Task to carry out: Begin with the line containing "Read all visible" and copy each line exactly through the last line of the entries, inclusive.
☆ ☆ ☆ ☆
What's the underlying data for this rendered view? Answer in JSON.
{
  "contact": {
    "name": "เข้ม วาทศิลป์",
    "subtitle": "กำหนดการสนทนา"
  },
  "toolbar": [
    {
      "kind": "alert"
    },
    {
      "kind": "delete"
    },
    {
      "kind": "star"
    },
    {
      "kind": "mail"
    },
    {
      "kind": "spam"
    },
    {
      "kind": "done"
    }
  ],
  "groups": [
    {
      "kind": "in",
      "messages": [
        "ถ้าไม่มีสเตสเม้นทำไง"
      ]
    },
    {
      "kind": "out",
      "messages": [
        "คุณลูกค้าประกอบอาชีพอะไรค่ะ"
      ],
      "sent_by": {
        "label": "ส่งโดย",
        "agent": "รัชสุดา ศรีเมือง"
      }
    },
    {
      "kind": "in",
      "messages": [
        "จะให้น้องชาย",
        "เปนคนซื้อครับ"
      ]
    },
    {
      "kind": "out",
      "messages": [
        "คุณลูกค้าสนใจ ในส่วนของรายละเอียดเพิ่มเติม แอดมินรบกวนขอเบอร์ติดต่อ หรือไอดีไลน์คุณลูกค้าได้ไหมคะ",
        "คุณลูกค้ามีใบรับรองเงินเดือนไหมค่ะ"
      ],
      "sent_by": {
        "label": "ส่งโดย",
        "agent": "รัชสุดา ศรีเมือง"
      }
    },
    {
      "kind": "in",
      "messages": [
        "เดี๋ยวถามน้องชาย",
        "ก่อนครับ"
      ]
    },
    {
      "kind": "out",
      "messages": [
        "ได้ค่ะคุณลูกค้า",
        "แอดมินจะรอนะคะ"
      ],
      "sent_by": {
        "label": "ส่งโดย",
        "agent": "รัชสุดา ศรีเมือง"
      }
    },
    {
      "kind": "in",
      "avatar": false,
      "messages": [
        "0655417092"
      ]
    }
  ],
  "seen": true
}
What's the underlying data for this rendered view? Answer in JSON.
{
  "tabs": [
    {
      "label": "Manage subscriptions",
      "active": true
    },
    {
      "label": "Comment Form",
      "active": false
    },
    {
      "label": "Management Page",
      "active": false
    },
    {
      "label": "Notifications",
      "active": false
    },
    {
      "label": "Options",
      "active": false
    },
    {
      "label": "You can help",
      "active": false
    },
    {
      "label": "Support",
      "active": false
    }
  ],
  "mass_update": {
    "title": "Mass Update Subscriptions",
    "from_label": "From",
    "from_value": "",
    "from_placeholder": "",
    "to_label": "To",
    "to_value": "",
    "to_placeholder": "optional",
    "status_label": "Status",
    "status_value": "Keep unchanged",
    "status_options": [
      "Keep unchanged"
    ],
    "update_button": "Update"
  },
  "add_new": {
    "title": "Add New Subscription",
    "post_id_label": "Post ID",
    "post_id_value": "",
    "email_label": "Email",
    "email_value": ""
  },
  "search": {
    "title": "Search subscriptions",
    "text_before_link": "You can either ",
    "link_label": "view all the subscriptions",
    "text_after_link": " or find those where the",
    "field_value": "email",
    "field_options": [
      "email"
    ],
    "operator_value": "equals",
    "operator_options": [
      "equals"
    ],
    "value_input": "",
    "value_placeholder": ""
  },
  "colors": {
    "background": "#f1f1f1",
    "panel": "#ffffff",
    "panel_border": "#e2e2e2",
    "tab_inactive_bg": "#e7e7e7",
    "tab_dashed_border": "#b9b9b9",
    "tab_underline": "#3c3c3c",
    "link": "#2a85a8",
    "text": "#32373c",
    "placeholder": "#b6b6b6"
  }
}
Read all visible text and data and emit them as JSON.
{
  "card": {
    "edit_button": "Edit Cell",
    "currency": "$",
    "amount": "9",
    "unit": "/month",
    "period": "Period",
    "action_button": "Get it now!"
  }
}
☆ ☆ ☆ ☆
Answer to this exercise:
Read all visible text and data and emit them as JSON.
{
  "card": {
    "edit_button": "Edit Cell",
    "currency": "$",
    "amount": "9",
    "unit": "/month",
    "period": "Period",
    "action_button": "Get it now!"
  }
}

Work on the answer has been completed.